## [Exercise]
Return only the line that contains "Give me the" and each line after it, through the last line of the data below, copied exactly.

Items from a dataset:
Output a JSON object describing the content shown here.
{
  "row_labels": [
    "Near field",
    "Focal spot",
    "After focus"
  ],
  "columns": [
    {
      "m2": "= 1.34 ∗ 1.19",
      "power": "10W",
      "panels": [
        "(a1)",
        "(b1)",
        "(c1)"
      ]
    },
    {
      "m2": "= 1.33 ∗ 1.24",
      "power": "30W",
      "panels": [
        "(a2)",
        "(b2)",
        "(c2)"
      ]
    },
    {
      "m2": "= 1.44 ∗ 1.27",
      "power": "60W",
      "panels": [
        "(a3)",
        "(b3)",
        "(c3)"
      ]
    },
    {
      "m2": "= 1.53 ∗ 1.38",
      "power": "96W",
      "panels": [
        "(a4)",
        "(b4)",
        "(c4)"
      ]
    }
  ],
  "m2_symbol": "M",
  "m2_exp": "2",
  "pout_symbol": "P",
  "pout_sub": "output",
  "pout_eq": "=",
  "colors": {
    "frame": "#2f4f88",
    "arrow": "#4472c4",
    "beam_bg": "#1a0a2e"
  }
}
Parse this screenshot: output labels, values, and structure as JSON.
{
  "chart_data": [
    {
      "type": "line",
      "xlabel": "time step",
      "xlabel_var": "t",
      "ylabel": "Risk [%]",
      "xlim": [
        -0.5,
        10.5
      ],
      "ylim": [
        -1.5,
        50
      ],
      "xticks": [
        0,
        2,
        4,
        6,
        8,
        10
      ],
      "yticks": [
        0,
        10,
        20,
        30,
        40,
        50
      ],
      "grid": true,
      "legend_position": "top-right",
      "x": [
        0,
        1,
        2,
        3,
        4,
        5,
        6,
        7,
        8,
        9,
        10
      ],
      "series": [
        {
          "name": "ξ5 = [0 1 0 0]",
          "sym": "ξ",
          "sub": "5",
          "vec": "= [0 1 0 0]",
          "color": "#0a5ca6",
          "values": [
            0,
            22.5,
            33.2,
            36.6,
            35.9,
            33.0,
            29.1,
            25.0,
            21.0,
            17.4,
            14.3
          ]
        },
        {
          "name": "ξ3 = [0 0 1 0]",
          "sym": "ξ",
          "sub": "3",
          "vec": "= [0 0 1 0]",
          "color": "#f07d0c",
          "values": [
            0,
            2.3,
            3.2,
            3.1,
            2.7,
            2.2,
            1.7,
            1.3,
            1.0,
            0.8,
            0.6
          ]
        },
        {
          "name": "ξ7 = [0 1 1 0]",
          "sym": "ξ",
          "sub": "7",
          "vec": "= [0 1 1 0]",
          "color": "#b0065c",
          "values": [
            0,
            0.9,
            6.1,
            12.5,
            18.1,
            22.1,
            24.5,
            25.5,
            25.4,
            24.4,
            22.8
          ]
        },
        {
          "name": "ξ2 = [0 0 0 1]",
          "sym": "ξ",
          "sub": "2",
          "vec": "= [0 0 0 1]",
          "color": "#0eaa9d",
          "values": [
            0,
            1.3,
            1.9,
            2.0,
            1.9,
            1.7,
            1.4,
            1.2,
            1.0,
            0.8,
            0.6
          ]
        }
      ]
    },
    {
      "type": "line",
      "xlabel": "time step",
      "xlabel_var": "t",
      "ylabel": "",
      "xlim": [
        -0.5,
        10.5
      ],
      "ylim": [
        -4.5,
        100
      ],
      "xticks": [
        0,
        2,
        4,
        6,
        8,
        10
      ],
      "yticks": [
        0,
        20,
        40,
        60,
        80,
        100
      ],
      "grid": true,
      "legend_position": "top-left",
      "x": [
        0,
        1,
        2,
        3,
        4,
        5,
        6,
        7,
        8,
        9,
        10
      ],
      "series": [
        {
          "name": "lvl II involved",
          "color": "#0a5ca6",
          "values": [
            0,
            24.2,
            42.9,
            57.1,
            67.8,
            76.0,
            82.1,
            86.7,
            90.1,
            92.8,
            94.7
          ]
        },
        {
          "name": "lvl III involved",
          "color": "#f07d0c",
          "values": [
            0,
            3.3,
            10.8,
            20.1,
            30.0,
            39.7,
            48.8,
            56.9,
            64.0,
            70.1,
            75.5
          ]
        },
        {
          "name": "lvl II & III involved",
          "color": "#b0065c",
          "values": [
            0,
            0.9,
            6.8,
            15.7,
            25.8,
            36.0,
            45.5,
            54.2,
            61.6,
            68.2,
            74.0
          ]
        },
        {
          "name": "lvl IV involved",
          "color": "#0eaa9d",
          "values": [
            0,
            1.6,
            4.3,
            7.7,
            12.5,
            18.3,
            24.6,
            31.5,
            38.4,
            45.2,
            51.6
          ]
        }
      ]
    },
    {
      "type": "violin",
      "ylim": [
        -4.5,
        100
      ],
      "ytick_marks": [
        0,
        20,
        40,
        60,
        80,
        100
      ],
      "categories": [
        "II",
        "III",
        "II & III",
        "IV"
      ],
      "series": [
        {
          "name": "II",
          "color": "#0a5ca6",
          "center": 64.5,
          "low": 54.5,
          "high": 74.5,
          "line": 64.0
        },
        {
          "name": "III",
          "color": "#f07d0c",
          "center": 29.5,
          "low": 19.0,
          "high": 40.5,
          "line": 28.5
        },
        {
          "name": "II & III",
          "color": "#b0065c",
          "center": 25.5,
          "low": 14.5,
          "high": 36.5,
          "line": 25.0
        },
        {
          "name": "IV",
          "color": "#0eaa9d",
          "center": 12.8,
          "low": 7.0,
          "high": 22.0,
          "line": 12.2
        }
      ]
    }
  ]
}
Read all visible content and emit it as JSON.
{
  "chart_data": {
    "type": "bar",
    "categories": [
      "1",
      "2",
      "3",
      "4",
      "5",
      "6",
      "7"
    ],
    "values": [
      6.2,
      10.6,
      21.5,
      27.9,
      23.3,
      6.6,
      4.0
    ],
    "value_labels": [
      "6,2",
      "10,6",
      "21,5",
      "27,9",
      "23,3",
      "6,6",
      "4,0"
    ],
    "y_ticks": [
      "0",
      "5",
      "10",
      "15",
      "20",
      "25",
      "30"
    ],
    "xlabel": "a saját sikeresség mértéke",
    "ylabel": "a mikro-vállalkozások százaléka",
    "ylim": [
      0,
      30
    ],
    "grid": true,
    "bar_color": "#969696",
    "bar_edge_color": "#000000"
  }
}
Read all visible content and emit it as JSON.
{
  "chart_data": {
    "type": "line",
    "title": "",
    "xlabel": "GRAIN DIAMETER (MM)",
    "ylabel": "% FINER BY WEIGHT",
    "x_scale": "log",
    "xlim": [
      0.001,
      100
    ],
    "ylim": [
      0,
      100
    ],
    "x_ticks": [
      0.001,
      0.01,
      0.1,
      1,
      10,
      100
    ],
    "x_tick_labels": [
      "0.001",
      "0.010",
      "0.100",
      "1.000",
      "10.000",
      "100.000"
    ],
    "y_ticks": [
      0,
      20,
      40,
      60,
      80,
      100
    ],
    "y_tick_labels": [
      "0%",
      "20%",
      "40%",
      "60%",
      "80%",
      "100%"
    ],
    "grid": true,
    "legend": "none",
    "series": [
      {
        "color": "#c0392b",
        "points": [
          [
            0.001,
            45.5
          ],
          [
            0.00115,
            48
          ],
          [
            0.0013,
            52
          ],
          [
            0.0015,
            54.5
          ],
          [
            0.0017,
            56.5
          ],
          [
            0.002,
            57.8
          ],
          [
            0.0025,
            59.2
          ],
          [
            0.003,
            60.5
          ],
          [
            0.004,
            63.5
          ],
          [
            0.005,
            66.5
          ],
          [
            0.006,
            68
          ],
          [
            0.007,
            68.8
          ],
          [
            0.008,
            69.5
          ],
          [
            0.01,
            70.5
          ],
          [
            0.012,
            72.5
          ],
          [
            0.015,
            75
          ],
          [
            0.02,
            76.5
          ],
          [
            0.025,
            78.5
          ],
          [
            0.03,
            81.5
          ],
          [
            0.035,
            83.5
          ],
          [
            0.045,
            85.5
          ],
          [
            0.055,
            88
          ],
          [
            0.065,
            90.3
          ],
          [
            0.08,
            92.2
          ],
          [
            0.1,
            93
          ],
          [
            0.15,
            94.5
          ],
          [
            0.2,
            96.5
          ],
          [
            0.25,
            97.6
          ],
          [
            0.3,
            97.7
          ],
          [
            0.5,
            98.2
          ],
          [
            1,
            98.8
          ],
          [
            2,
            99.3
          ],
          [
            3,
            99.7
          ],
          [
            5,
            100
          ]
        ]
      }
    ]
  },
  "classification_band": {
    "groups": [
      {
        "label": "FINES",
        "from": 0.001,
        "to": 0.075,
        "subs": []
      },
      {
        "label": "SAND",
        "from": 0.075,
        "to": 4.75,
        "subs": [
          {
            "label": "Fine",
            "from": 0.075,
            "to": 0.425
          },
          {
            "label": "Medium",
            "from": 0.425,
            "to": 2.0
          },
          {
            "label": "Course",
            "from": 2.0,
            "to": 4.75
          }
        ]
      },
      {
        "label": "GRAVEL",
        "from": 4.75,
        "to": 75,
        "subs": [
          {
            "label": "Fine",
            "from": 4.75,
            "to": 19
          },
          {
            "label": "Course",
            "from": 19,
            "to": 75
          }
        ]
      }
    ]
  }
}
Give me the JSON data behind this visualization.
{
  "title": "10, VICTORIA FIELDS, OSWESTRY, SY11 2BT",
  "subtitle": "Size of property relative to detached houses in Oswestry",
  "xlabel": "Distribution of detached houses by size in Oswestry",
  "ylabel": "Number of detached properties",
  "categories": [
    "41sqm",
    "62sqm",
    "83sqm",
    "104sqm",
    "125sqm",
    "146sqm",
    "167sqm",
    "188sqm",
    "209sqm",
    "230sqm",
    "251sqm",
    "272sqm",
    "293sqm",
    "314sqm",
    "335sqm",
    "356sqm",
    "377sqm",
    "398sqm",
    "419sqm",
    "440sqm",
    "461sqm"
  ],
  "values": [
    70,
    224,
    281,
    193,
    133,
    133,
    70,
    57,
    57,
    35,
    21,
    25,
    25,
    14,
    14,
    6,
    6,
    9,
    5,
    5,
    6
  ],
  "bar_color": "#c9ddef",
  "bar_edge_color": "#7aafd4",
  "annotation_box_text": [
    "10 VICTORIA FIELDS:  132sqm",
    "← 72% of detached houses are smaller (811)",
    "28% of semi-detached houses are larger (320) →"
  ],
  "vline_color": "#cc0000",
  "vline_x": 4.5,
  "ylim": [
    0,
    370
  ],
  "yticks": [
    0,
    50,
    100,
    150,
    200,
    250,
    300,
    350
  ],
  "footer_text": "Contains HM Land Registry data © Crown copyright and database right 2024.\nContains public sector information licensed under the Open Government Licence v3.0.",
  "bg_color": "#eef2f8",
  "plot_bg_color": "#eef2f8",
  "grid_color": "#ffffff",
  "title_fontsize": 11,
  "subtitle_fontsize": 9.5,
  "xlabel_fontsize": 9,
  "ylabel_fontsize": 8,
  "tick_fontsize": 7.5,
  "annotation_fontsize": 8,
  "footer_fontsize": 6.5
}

## [Reply to the exercise]
Give me the JSON data behind this visualization.
{
  "title": "10, VICTORIA FIELDS, OSWESTRY, SY11 2BT",
  "subtitle": "Size of property relative to detached houses in Oswestry",
  "xlabel": "Distribution of detached houses by size in Oswestry",
  "ylabel": "Number of detached properties",
  "categories": [
    "41sqm",
    "62sqm",
    "83sqm",
    "104sqm",
    "125sqm",
    "146sqm",
    "167sqm",
    "188sqm",
    "209sqm",
    "230sqm",
    "251sqm",
    "272sqm",
    "293sqm",
    "314sqm",
    "335sqm",
    "356sqm",
    "377sqm",
    "398sqm",
    "419sqm",
    "440sqm",
    "461sqm"
  ],
  "values": [
    70,
    224,
    281,
    193,
    133,
    133,
    70,
    57,
    57,
    35,
    21,
    25,
    25,
    14,
    14,
    6,
    6,
    9,
    5,
    5,
    6
  ],
  "bar_color": "#c9ddef",
  "bar_edge_color": "#7aafd4",
  "annotation_box_text": [
    "10 VICTORIA FIELDS:  132sqm",
    "← 72% of detached houses are smaller (811)",
    "28% of semi-detached houses are larger (320) →"
  ],
  "vline_color": "#cc0000",
  "vline_x": 4.5,
  "ylim": [
    0,
    370
  ],
  "yticks": [
    0,
    50,
    100,
    150,
    200,
    250,
    300,
    350
  ],
  "footer_text": "Contains HM Land Registry data © Crown copyright and database right 2024.\nContains public sector information licensed under the Open Government Licence v3.0.",
  "bg_color": "#eef2f8",
  "plot_bg_color": "#eef2f8",
  "grid_color": "#ffffff",
  "title_fontsize": 11,
  "subtitle_fontsize": 9.5,
  "xlabel_fontsize": 9,
  "ylabel_fontsize": 8,
  "tick_fontsize": 7.5,
  "annotation_fontsize": 8,
  "footer_fontsize": 6.5
}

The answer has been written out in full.